### Task data

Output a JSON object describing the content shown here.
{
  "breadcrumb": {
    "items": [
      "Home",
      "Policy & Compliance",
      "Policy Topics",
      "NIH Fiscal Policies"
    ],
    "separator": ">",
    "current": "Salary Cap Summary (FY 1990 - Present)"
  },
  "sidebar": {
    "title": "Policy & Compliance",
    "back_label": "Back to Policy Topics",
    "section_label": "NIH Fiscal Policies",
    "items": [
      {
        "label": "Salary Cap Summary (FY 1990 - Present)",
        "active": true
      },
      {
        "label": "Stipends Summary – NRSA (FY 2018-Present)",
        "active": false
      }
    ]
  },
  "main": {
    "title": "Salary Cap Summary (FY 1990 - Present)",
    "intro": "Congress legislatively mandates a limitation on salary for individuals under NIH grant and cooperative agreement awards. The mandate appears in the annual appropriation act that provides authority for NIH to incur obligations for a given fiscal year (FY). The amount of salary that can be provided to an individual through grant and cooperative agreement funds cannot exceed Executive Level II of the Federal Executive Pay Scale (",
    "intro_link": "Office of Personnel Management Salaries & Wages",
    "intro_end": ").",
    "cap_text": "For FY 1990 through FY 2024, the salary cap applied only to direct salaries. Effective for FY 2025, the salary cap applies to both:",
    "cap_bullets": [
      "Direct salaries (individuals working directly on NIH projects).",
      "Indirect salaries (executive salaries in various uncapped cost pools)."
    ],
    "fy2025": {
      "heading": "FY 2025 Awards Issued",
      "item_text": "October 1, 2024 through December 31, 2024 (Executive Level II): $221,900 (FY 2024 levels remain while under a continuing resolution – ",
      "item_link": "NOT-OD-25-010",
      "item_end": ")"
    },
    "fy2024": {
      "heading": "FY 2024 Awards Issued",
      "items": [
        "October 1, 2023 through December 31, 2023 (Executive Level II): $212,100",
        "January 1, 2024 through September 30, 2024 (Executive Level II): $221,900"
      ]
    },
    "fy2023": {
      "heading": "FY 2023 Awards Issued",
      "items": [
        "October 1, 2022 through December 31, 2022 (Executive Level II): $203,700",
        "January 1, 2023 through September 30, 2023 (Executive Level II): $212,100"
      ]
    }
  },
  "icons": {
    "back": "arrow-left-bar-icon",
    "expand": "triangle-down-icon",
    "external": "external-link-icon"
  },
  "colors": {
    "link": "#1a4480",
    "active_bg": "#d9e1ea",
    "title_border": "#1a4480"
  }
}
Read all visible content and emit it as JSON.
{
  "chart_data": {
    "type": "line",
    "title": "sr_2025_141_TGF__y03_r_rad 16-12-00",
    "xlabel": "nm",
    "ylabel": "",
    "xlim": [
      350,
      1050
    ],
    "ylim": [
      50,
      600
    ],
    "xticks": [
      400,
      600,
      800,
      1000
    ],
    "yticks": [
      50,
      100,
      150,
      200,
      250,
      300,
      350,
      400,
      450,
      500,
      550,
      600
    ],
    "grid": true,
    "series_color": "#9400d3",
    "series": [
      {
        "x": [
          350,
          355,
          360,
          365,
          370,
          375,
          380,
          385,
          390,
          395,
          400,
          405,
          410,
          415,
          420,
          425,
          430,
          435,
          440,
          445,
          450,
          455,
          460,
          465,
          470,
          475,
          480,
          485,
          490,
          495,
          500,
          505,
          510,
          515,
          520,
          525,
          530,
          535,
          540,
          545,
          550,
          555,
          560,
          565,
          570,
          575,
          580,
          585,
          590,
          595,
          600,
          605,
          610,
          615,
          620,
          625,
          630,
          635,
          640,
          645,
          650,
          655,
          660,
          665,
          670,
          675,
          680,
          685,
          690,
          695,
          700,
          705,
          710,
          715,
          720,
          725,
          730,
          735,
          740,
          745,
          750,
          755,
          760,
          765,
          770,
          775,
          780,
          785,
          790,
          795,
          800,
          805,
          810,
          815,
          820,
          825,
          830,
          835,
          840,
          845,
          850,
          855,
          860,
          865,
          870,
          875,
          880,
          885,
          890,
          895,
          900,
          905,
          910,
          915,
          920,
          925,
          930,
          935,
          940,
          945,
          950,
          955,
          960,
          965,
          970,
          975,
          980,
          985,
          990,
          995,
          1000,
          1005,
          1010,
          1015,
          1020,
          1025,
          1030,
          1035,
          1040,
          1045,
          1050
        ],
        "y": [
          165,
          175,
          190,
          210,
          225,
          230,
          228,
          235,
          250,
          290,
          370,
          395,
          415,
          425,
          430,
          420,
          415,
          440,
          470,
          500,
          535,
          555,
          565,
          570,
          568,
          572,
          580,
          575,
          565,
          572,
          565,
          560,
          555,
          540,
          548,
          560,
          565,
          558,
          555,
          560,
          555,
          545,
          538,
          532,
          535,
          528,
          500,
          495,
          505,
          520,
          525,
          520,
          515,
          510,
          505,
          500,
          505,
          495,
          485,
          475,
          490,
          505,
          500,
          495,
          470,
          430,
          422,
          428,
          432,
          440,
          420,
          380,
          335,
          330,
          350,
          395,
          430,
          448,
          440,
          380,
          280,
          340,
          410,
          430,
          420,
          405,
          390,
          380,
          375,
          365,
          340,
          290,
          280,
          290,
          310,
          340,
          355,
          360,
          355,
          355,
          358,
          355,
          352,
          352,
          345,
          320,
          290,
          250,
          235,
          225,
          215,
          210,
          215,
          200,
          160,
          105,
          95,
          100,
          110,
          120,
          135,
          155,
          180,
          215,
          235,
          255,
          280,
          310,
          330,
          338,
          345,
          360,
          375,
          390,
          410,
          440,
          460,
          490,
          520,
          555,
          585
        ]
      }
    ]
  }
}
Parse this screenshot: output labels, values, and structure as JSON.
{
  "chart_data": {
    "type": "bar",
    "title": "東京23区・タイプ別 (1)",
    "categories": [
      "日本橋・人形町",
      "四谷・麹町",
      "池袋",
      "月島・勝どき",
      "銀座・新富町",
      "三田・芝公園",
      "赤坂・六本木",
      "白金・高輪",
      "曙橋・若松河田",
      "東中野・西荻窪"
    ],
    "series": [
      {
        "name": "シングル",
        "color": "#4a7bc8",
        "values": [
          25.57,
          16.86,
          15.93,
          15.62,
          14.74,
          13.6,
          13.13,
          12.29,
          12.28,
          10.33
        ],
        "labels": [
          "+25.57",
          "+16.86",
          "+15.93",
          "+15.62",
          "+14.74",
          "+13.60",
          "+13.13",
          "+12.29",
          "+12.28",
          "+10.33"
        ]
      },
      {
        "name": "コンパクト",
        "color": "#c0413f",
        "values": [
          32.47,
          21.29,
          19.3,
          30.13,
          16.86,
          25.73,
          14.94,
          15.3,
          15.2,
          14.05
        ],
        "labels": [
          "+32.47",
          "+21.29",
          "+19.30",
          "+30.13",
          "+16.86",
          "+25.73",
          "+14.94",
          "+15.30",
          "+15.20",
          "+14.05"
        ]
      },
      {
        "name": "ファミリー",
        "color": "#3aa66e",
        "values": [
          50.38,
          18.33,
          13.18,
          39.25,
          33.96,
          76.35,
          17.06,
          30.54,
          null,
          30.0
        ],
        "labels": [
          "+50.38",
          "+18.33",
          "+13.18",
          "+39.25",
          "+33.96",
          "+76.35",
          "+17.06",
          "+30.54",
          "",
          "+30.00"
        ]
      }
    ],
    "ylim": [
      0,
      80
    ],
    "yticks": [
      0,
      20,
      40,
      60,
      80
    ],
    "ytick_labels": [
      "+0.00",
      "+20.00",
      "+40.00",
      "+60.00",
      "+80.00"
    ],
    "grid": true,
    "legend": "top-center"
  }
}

### Set task
In the listing, find all lines with the string "January" and copy them.

### Exercise result
        "January 1, 2024 through September 30, 2024 (Executive Level II): $221,900"
        "January 1, 2023 through September 30, 2023 (Executive Level II): $212,100"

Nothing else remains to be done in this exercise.